Data provided:
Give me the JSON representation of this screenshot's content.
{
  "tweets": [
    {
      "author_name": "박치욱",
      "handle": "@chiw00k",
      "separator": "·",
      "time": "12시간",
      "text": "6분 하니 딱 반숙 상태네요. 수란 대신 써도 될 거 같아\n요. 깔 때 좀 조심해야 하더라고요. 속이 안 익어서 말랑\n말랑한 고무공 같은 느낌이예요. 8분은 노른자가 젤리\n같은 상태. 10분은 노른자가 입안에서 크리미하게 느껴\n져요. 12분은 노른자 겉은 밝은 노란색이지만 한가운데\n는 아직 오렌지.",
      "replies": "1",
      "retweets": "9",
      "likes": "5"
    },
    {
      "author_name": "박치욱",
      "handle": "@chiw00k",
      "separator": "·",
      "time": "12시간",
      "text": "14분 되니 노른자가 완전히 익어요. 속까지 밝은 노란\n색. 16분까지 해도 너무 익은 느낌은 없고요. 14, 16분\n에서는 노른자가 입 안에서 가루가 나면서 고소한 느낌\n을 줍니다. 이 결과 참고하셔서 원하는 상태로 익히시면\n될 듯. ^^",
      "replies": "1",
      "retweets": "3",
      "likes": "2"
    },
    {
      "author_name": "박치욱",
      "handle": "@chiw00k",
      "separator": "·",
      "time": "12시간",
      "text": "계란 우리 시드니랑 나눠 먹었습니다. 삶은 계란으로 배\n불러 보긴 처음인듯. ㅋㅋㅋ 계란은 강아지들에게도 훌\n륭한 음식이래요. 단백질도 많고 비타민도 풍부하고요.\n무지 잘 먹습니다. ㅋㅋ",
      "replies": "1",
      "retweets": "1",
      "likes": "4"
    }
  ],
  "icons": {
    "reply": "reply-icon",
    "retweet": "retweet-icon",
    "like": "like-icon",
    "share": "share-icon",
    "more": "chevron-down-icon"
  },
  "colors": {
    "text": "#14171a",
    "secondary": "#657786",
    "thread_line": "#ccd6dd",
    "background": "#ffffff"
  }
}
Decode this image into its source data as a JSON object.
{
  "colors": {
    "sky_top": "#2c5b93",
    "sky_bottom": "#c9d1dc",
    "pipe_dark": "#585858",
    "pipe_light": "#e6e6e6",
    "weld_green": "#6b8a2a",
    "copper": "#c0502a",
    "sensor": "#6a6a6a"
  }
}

Short task:
Your answer should consist only of the lines from the one with "Decode this image" through the end of the data above, reproduced exactly.

Solution for this task:
Decode this image into its source data as a JSON object.
{
  "colors": {
    "sky_top": "#2c5b93",
    "sky_bottom": "#c9d1dc",
    "pipe_dark": "#585858",
    "pipe_light": "#e6e6e6",
    "weld_green": "#6b8a2a",
    "copper": "#c0502a",
    "sensor": "#6a6a6a"
  }
}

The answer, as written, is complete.